PROBLEM TO WORK ON
Work out the number of lines with "yoki" in them. Reply with that number and no other words.

GIVEN RECORDS
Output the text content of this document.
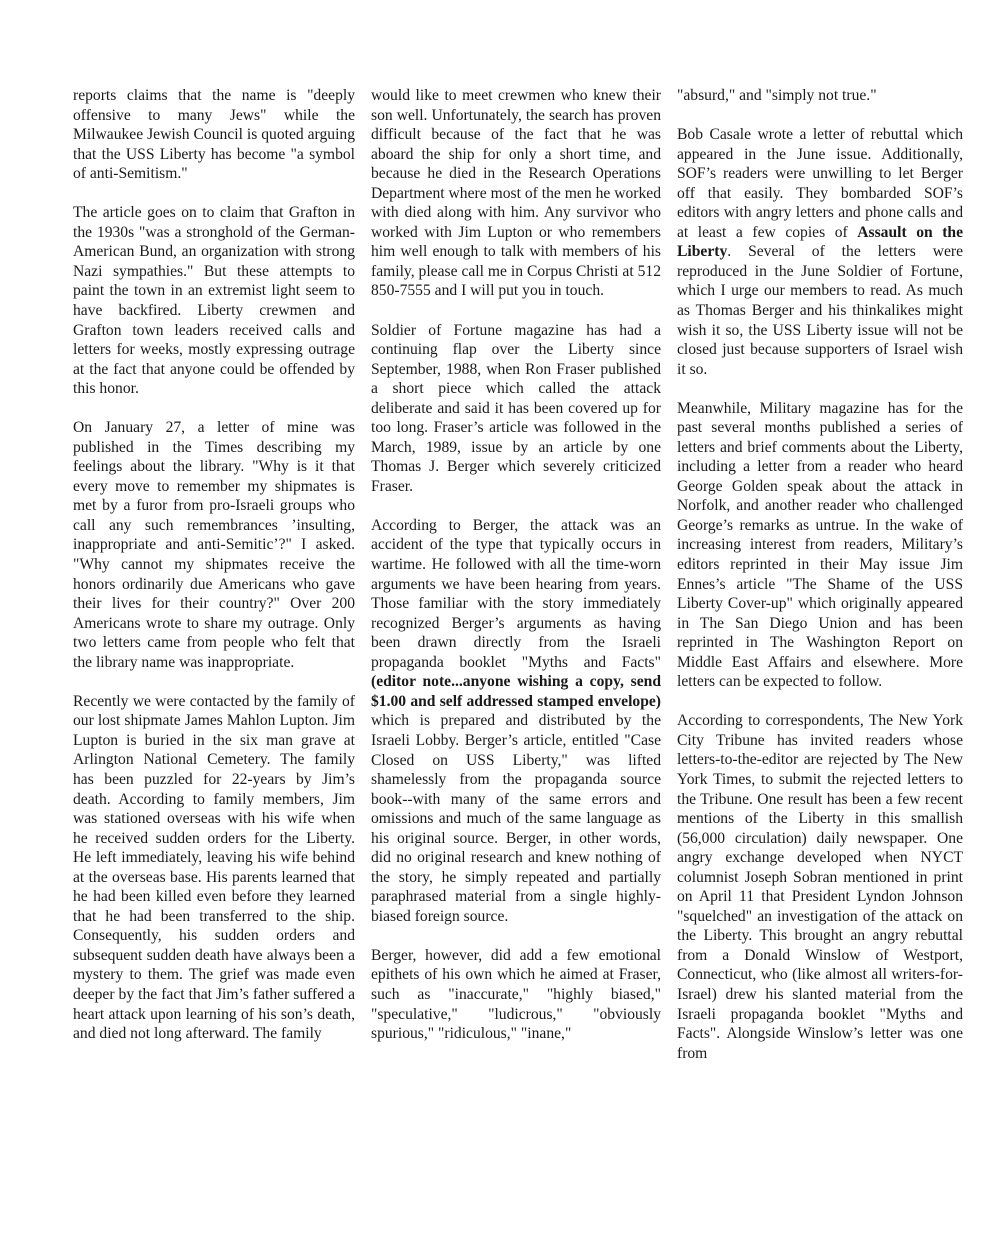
reports claims that the name is "deeply offensive to many Jews" while the Milwaukee Jewish Council is quoted arguing that the USS Liberty has become "a symbol of anti-Semitism."

The article goes on to claim that Grafton in the 1930s "was a stronghold of the German-American Bund, an organization with strong Nazi sympathies." But these attempts to paint the town in an extremist light seem to have backfired. Liberty crewmen and Grafton town leaders received calls and letters for weeks, mostly expressing outrage at the fact that anyone could be offended by this honor.

On January 27, a letter of mine was published in the Times describing my feelings about the library. "Why is it that every move to remember my shipmates is met by a furor from pro-Israeli groups who call any such remembrances ’insulting, inappropriate and anti-Semitic’?" I asked. "Why cannot my shipmates receive the honors ordinarily due Americans who gave their lives for their country?" Over 200 Americans wrote to share my outrage. Only two letters came from people who felt that the library name was inappropriate.

Recently we were contacted by the family of our lost shipmate James Mahlon Lupton. Jim Lupton is buried in the six man grave at Arlington National Cemetery. The family has been puzzled for 22-years by Jim’s death. According to family members, Jim was stationed overseas with his wife when he received sudden orders for the Liberty. He left immediately, leaving his wife behind at the overseas base. His parents learned that he had been killed even before they learned that he had been transferred to the ship. Consequently, his sudden orders and subsequent sudden death have always been a mystery to them. The grief was made even deeper by the fact that Jim’s father suffered a heart attack upon learning of his son’s death, and died not long afterward. The family

would like to meet crewmen who knew their son well. Unfortunately, the search has proven difficult because of the fact that he was aboard the ship for only a short time, and because he died in the Research Operations Department where most of the men he worked with died along with him. Any survivor who worked with Jim Lupton or who remembers him well enough to talk with members of his family, please call me in Corpus Christi at 512 850-7555 and I will put you in touch.

Soldier of Fortune magazine has had a continuing flap over the Liberty since September, 1988, when Ron Fraser published a short piece which called the attack deliberate and said it has been covered up for too long. Fraser’s article was followed in the March, 1989, issue by an article by one Thomas J. Berger which severely criticized Fraser.

According to Berger, the attack was an accident of the type that typically occurs in wartime. He followed with all the time-worn arguments we have been hearing from years. Those familiar with the story immediately recognized Berger’s arguments as having been drawn directly from the Israeli propaganda booklet "Myths and Facts" (editor note...anyone wishing a copy, send $1.00 and self addressed stamped envelope) which is prepared and distributed by the Israeli Lobby. Berger’s article, entitled "Case Closed on USS Liberty," was lifted shamelessly from the propaganda source book--with many of the same errors and omissions and much of the same language as his original source. Berger, in other words, did no original research and knew nothing of the story, he simply repeated and partially paraphrased material from a single highly-biased foreign source.

Berger, however, did add a few emotional epithets of his own which he aimed at Fraser, such as "inaccurate," "highly biased," "speculative," "ludicrous," "obviously spurious," "ridiculous," "inane,"

"absurd," and "simply not true."

Bob Casale wrote a letter of rebuttal which appeared in the June issue. Additionally, SOF’s readers were unwilling to let Berger off that easily. They bombarded SOF’s editors with angry letters and phone calls and at least a few copies of Assault on the Liberty. Several of the letters were reproduced in the June Soldier of Fortune, which I urge our members to read. As much as Thomas Berger and his thinkalikes might wish it so, the USS Liberty issue will not be closed just because supporters of Israel wish it so.

Meanwhile, Military magazine has for the past several months published a series of letters and brief comments about the Liberty, including a letter from a reader who heard George Golden speak about the attack in Norfolk, and another reader who challenged George’s remarks as untrue. In the wake of increasing interest from readers, Military’s editors reprinted in their May issue Jim Ennes’s article "The Shame of the USS Liberty Cover-up" which originally appeared in The San Diego Union and has been reprinted in The Washington Report on Middle East Affairs and elsewhere. More letters can be expected to follow.

According to correspondents, The New York City Tribune has invited readers whose letters-to-the-editor are rejected by The New York Times, to submit the rejected letters to the Tribune. One result has been a few recent mentions of the Liberty in this smallish (56,000 circulation) daily newspaper. One angry exchange developed when NYCT columnist Joseph Sobran mentioned in print on April 11 that President Lyndon Johnson "squelched" an investigation of the attack on the Liberty. This brought an angry rebuttal from a Donald Winslow of Westport, Connecticut, who (like almost all writers-for-Israel) drew his slanted material from the Israeli propaganda booklet "Myths and Facts". Alongside Winslow’s letter was one from
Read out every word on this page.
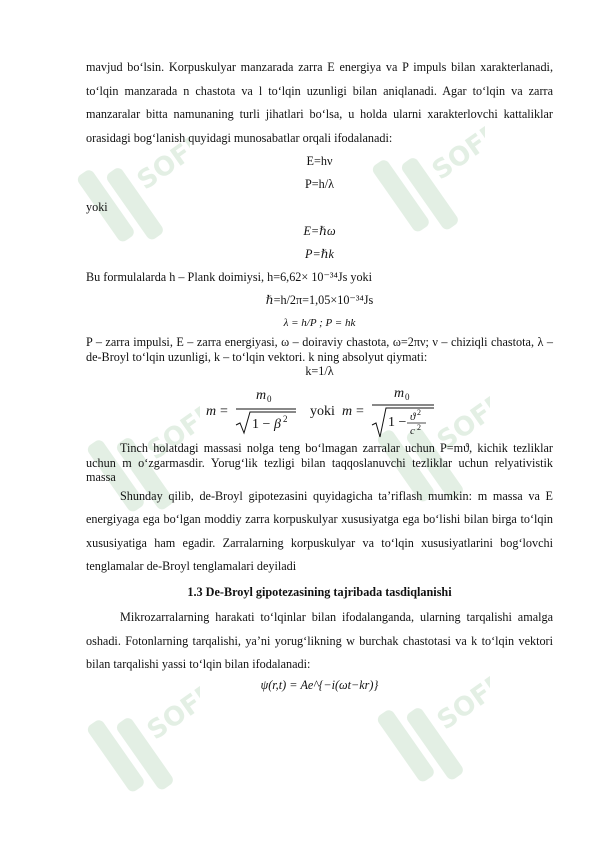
SOFF	SOFF
SOFF	SOFF
SOFF	SOFF

mavjud bo‘lsin. Korpuskulyar manzarada zarra E energiya va P impuls bilan xarakterlanadi, to‘lqin manzarada n chastota va l to‘lqin uzunligi bilan aniqlanadi. Agar to‘lqin va zarra manzaralar bitta namunaning turli jihatlari bo‘lsa, u holda ularni xarakterlovchi kattaliklar orasidagi bog‘lanish quyidagi munosabatlar orqali ifodalanadi:

E=hν

P=h/λ

yoki

E=ℏω

P=ℏk

Bu formulalarda h – Plank doimiysi, h=6,62× 10⁻³⁴Js yoki

ℏ=h/2π=1,05×10⁻³⁴Js

λ = h/P ; P = hk

P – zarra impulsi, E – zarra energiyasi, ω – doiraviy chastota, ω=2πν; ν – chiziqli chastota, λ – de-Broyl to‘lqin uzunligi, k – to‘lqin vektori. k ning absolyut qiymati:

k=1/λ

m =
m 0
1 − β 2 yoki m =
m 0
1 − ϑ 2
c 2

Tinch holatdagi massasi nolga teng bo‘lmagan zarralar uchun P=mϑ, kichik tezliklar uchun m o‘zgarmasdir. Yorug‘lik tezligi bilan taqqoslanuvchi tezliklar uchun relyativistik massa

Shunday qilib, de-Broyl gipotezasini quyidagicha ta’riflash mumkin: m massa va E energiyaga ega bo‘lgan moddiy zarra korpuskulyar xususiyatga ega bo‘lishi bilan birga to‘lqin xususiyatiga ham egadir. Zarralarning korpuskulyar va to‘lqin xususiyatlarini bog‘lovchi tenglamalar de-Broyl tenglamalari deyiladi

1.3 De-Broyl gipotezasining tajribada tasdiqlanishi

Mikrozarralarning harakati to‘lqinlar bilan ifodalanganda, ularning tarqalishi amalga oshadi. Fotonlarning tarqalishi, ya’ni yorug‘likning w burchak chastotasi va k to‘lqin vektori bilan tarqalishi yassi to‘lqin bilan ifodalanadi:

ψ(r,t) = Ae^{−i(ωt−kr)}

SOLUTION TO THE EXERCISE
3